■ DIRECTION ■
Reproduce verbatim the lines of the listing between the line holding "Localize each UI" and the line holding "gap-point — [429, 158, 442, 171]", inclusive.

■ SUPPLIED INFORMATION ■
* Start *

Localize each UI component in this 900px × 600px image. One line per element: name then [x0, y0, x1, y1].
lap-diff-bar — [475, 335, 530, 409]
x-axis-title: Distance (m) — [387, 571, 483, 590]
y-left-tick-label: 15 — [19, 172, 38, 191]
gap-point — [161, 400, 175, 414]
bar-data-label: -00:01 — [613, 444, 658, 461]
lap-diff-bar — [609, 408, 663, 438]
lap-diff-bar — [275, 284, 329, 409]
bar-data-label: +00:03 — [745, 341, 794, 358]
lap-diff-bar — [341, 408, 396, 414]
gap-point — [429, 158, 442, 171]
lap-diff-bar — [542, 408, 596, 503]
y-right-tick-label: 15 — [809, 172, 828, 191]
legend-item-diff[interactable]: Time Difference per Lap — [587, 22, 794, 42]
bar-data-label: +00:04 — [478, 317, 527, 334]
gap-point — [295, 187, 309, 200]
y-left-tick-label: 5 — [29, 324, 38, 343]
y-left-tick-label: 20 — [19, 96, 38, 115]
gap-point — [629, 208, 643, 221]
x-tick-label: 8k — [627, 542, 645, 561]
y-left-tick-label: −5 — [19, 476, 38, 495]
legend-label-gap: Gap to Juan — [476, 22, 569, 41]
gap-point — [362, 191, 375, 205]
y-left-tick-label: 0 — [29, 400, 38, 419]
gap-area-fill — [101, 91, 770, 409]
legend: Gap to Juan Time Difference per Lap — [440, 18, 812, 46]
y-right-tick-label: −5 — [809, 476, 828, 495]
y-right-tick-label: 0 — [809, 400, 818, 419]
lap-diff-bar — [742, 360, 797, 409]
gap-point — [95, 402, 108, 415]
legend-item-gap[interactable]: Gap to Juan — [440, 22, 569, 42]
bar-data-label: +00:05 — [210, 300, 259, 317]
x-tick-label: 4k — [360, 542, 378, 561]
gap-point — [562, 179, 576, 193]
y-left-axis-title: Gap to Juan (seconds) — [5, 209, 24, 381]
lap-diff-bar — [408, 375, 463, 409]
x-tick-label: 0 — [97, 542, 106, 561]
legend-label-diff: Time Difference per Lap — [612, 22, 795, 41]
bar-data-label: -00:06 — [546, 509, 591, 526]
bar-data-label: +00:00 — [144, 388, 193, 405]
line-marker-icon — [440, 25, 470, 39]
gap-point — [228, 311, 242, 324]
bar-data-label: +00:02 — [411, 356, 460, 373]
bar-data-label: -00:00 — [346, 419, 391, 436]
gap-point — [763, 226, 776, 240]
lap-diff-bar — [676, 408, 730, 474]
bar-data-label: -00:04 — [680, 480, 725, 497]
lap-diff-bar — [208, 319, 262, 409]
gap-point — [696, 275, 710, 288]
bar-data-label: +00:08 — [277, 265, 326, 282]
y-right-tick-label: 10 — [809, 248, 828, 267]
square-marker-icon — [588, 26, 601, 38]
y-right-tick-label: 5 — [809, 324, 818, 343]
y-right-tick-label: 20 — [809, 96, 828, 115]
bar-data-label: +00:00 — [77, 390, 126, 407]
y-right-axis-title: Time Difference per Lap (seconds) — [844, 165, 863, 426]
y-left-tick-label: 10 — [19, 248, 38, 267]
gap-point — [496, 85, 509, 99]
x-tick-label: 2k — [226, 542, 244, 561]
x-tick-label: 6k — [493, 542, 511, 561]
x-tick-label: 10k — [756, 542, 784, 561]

* End *
* Start *

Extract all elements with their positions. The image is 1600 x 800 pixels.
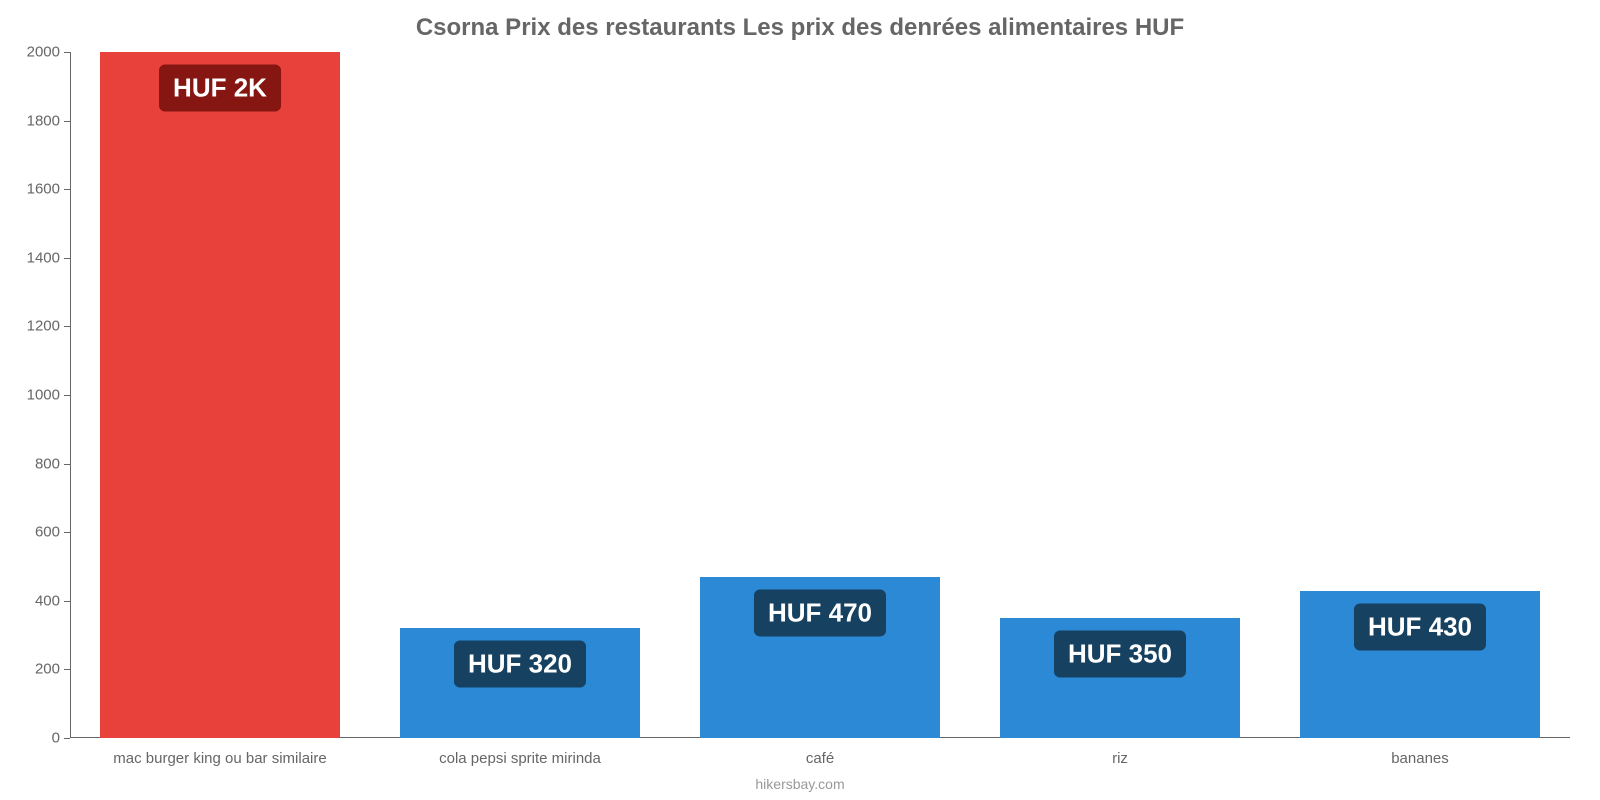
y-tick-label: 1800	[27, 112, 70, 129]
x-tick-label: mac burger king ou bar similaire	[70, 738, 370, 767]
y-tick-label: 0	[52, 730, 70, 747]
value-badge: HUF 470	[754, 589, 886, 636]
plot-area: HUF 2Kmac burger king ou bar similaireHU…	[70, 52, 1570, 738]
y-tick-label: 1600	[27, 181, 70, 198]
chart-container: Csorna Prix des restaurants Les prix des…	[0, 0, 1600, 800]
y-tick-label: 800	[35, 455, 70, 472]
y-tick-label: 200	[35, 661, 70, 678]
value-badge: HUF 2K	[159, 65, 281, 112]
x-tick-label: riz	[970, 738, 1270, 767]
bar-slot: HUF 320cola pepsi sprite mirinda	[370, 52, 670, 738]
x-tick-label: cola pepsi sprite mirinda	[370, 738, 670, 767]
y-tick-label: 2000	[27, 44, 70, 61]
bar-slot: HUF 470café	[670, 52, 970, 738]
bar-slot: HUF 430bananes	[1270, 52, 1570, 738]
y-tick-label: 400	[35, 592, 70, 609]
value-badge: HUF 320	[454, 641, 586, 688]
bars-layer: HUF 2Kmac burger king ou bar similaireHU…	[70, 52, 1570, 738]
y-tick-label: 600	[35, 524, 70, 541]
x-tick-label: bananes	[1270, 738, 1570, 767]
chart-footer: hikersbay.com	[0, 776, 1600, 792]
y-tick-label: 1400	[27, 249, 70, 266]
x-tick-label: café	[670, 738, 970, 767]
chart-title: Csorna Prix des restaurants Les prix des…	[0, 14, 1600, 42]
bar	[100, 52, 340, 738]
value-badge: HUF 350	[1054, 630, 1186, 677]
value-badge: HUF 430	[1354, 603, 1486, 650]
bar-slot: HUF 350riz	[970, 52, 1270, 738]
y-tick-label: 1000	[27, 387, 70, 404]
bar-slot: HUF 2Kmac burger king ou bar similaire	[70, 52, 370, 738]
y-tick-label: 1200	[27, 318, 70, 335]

* End *

■ RESPONSE TO THIS EXERCISE ■
Localize each UI component in this 900px × 600px image. One line per element: name then [x0, y0, x1, y1].
lap-diff-bar — [475, 335, 530, 409]
x-axis-title: Distance (m) — [387, 571, 483, 590]
y-left-tick-label: 15 — [19, 172, 38, 191]
gap-point — [161, 400, 175, 414]
bar-data-label: -00:01 — [613, 444, 658, 461]
lap-diff-bar — [609, 408, 663, 438]
lap-diff-bar — [275, 284, 329, 409]
bar-data-label: +00:03 — [745, 341, 794, 358]
lap-diff-bar — [341, 408, 396, 414]
gap-point — [429, 158, 442, 171]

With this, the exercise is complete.